DESCRIPTION OF THE TASK: Each line below is to be written out in full, exactly as shown.

RECORDS:
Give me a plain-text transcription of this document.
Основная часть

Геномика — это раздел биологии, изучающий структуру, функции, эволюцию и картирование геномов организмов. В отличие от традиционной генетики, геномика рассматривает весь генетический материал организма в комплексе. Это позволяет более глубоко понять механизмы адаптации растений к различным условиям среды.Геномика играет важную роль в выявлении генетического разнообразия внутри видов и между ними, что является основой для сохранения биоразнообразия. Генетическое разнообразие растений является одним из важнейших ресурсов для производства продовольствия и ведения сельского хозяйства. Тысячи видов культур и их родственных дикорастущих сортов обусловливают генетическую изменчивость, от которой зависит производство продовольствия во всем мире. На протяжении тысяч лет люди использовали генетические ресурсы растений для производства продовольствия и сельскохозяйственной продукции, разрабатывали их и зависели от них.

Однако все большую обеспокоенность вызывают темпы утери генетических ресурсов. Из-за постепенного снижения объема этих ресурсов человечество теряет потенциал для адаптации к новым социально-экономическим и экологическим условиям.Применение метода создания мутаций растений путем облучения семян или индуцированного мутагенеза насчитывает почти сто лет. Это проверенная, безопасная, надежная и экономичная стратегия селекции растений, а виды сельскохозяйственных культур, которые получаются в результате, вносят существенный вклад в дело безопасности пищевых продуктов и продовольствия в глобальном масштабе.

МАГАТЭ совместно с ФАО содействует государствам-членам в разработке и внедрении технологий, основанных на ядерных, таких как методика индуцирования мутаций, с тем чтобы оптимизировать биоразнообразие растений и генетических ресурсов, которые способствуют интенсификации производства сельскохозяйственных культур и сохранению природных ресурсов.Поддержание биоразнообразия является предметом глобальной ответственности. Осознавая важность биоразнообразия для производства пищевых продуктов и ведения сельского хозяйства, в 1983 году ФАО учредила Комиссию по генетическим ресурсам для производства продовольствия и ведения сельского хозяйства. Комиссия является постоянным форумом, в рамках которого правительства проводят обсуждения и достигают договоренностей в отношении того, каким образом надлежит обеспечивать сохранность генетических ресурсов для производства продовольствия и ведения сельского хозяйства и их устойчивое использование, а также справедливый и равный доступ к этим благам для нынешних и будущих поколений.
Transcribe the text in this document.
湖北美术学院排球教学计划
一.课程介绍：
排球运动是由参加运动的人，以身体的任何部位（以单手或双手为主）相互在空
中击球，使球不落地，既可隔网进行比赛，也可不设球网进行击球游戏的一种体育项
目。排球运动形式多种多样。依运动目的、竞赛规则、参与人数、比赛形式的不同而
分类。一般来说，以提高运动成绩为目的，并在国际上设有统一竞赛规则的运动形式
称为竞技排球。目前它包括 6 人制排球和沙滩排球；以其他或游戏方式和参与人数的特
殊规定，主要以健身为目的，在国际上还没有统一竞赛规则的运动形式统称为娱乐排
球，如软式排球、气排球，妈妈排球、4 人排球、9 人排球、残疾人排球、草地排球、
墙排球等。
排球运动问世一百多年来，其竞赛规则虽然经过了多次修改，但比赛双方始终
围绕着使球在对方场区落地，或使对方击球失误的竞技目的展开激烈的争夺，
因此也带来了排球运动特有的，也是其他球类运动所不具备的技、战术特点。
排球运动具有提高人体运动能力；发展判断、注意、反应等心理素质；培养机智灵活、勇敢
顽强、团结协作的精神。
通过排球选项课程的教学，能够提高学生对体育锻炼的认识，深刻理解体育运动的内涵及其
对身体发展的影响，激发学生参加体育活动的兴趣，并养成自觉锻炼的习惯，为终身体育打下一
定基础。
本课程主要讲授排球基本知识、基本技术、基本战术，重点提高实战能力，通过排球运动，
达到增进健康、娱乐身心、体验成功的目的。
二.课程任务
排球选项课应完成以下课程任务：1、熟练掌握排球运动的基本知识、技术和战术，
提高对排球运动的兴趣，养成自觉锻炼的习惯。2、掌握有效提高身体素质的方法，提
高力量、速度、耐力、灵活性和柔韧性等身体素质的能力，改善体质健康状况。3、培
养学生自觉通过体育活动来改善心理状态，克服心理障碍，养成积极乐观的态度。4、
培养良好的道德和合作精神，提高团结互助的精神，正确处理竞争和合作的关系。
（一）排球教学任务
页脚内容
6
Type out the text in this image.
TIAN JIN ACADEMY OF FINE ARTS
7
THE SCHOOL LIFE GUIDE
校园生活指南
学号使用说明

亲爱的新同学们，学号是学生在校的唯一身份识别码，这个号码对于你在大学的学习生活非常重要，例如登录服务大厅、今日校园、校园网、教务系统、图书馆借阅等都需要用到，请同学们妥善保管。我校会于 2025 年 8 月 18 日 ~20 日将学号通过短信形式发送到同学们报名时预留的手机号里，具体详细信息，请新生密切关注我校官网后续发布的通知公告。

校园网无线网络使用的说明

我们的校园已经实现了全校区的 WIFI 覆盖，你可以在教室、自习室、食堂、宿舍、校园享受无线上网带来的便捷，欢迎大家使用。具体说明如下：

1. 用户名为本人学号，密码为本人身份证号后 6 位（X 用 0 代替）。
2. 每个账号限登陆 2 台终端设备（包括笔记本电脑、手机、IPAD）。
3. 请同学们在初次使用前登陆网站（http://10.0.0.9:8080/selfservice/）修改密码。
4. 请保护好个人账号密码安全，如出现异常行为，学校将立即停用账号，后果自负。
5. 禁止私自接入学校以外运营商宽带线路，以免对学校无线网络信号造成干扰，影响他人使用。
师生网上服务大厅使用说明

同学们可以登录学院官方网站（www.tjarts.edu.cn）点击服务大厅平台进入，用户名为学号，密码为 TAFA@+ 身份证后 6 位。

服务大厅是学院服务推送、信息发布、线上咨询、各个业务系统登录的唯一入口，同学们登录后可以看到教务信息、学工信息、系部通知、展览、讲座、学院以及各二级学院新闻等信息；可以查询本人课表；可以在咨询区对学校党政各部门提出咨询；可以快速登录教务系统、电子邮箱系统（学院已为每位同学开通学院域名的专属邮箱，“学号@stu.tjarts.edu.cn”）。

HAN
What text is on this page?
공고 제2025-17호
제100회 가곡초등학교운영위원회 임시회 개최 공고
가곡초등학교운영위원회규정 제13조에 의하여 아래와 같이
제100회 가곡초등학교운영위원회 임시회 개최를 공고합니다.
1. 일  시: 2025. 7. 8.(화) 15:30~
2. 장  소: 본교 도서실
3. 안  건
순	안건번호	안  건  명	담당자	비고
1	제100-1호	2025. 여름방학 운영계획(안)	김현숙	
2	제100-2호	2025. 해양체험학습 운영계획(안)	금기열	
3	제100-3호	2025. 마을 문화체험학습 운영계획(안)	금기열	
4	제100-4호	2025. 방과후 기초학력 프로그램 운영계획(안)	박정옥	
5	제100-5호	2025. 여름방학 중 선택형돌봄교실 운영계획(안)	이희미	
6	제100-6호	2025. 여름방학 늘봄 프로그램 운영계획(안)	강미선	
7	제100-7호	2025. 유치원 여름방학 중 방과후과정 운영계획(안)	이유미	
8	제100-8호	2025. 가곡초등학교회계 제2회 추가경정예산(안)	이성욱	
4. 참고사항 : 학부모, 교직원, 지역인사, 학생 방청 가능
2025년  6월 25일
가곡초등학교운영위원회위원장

RESULT:
Give me a plain-text transcription of this document.
Основная часть

Геномика — это раздел биологии, изучающий структуру, функции, эволюцию и картирование геномов организмов. В отличие от традиционной генетики, геномика рассматривает весь генетический материал организма в комплексе. Это позволяет более глубоко понять механизмы адаптации растений к различным условиям среды.Геномика играет важную роль в выявлении генетического разнообразия внутри видов и между ними, что является основой для сохранения биоразнообразия. Генетическое разнообразие растений является одним из важнейших ресурсов для производства продовольствия и ведения сельского хозяйства. Тысячи видов культур и их родственных дикорастущих сортов обусловливают генетическую изменчивость, от которой зависит производство продовольствия во всем мире. На протяжении тысяч лет люди использовали генетические ресурсы растений для производства продовольствия и сельскохозяйственной продукции, разрабатывали их и зависели от них.

Однако все большую обеспокоенность вызывают темпы утери генетических ресурсов. Из-за постепенного снижения объема этих ресурсов человечество теряет потенциал для адаптации к новым социально-экономическим и экологическим условиям.Применение метода создания мутаций растений путем облучения семян или индуцированного мутагенеза насчитывает почти сто лет. Это проверенная, безопасная, надежная и экономичная стратегия селекции растений, а виды сельскохозяйственных культур, которые получаются в результате, вносят существенный вклад в дело безопасности пищевых продуктов и продовольствия в глобальном масштабе.

МАГАТЭ совместно с ФАО содействует государствам-членам в разработке и внедрении технологий, основанных на ядерных, таких как методика индуцирования мутаций, с тем чтобы оптимизировать биоразнообразие растений и генетических ресурсов, которые способствуют интенсификации производства сельскохозяйственных культур и сохранению природных ресурсов.Поддержание биоразнообразия является предметом глобальной ответственности. Осознавая важность биоразнообразия для производства пищевых продуктов и ведения сельского хозяйства, в 1983 году ФАО учредила Комиссию по генетическим ресурсам для производства продовольствия и ведения сельского хозяйства. Комиссия является постоянным форумом, в рамках которого правительства проводят обсуждения и достигают договоренностей в отношении того, каким образом надлежит обеспечивать сохранность генетических ресурсов для производства продовольствия и ведения сельского хозяйства и их устойчивое использование, а также справедливый и равный доступ к этим благам для нынешних и будущих поколений.
Transcribe the text in this document.
湖北美术学院排球教学计划
一.课程介绍：
排球运动是由参加运动的人，以身体的任何部位（以单手或双手为主）相互在空
中击球，使球不落地，既可隔网进行比赛，也可不设球网进行击球游戏的一种体育项
目。排球运动形式多种多样。依运动目的、竞赛规则、参与人数、比赛形式的不同而
分类。一般来说，以提高运动成绩为目的，并在国际上设有统一竞赛规则的运动形式
称为竞技排球。目前它包括 6 人制排球和沙滩排球；以其他或游戏方式和参与人数的特
殊规定，主要以健身为目的，在国际上还没有统一竞赛规则的运动形式统称为娱乐排
球，如软式排球、气排球，妈妈排球、4 人排球、9 人排球、残疾人排球、草地排球、
墙排球等。
排球运动问世一百多年来，其竞赛规则虽然经过了多次修改，但比赛双方始终
围绕着使球在对方场区落地，或使对方击球失误的竞技目的展开激烈的争夺，
因此也带来了排球运动特有的，也是其他球类运动所不具备的技、战术特点。
排球运动具有提高人体运动能力；发展判断、注意、反应等心理素质；培养机智灵活、勇敢
顽强、团结协作的精神。
通过排球选项课程的教学，能够提高学生对体育锻炼的认识，深刻理解体育运动的内涵及其
对身体发展的影响，激发学生参加体育活动的兴趣，并养成自觉锻炼的习惯，为终身体育打下一
定基础。
本课程主要讲授排球基本知识、基本技术、基本战术，重点提高实战能力，通过排球运动，
达到增进健康、娱乐身心、体验成功的目的。
二.课程任务
排球选项课应完成以下课程任务：1、熟练掌握排球运动的基本知识、技术和战术，
提高对排球运动的兴趣，养成自觉锻炼的习惯。2、掌握有效提高身体素质的方法，提
高力量、速度、耐力、灵活性和柔韧性等身体素质的能力，改善体质健康状况。3、培
养学生自觉通过体育活动来改善心理状态，克服心理障碍，养成积极乐观的态度。4、
培养良好的道德和合作精神，提高团结互助的精神，正确处理竞争和合作的关系。
（一）排球教学任务
页脚内容
6
Type out the text in this image.
TIAN JIN ACADEMY OF FINE ARTS
7
THE SCHOOL LIFE GUIDE
校园生活指南
学号使用说明

亲爱的新同学们，学号是学生在校的唯一身份识别码，这个号码对于你在大学的学习生活非常重要，例如登录服务大厅、今日校园、校园网、教务系统、图书馆借阅等都需要用到，请同学们妥善保管。我校会于 2025 年 8 月 18 日 ~20 日将学号通过短信形式发送到同学们报名时预留的手机号里，具体详细信息，请新生密切关注我校官网后续发布的通知公告。

校园网无线网络使用的说明

我们的校园已经实现了全校区的 WIFI 覆盖，你可以在教室、自习室、食堂、宿舍、校园享受无线上网带来的便捷，欢迎大家使用。具体说明如下：

1. 用户名为本人学号，密码为本人身份证号后 6 位（X 用 0 代替）。
2. 每个账号限登陆 2 台终端设备（包括笔记本电脑、手机、IPAD）。
3. 请同学们在初次使用前登陆网站（http://10.0.0.9:8080/selfservice/）修改密码。
4. 请保护好个人账号密码安全，如出现异常行为，学校将立即停用账号，后果自负。
5. 禁止私自接入学校以外运营商宽带线路，以免对学校无线网络信号造成干扰，影响他人使用。
师生网上服务大厅使用说明

同学们可以登录学院官方网站（www.tjarts.edu.cn）点击服务大厅平台进入，用户名为学号，密码为 TAFA@+ 身份证后 6 位。

服务大厅是学院服务推送、信息发布、线上咨询、各个业务系统登录的唯一入口，同学们登录后可以看到教务信息、学工信息、系部通知、展览、讲座、学院以及各二级学院新闻等信息；可以查询本人课表；可以在咨询区对学校党政各部门提出咨询；可以快速登录教务系统、电子邮箱系统（学院已为每位同学开通学院域名的专属邮箱，“学号@stu.tjarts.edu.cn”）。

HAN
What text is on this page?
공고 제2025-17호
제100회 가곡초등학교운영위원회 임시회 개최 공고
가곡초등학교운영위원회규정 제13조에 의하여 아래와 같이
제100회 가곡초등학교운영위원회 임시회 개최를 공고합니다.
1. 일  시: 2025. 7. 8.(화) 15:30~
2. 장  소: 본교 도서실
3. 안  건
순	안건번호	안  건  명	담당자	비고
1	제100-1호	2025. 여름방학 운영계획(안)	김현숙	
2	제100-2호	2025. 해양체험학습 운영계획(안)	금기열	
3	제100-3호	2025. 마을 문화체험학습 운영계획(안)	금기열	
4	제100-4호	2025. 방과후 기초학력 프로그램 운영계획(안)	박정옥	
5	제100-5호	2025. 여름방학 중 선택형돌봄교실 운영계획(안)	이희미	
6	제100-6호	2025. 여름방학 늘봄 프로그램 운영계획(안)	강미선	
7	제100-7호	2025. 유치원 여름방학 중 방과후과정 운영계획(안)	이유미	
8	제100-8호	2025. 가곡초등학교회계 제2회 추가경정예산(안)	이성욱	
4. 참고사항 : 학부모, 교직원, 지역인사, 학생 방청 가능
2025년  6월 25일
가곡초등학교운영위원회위원장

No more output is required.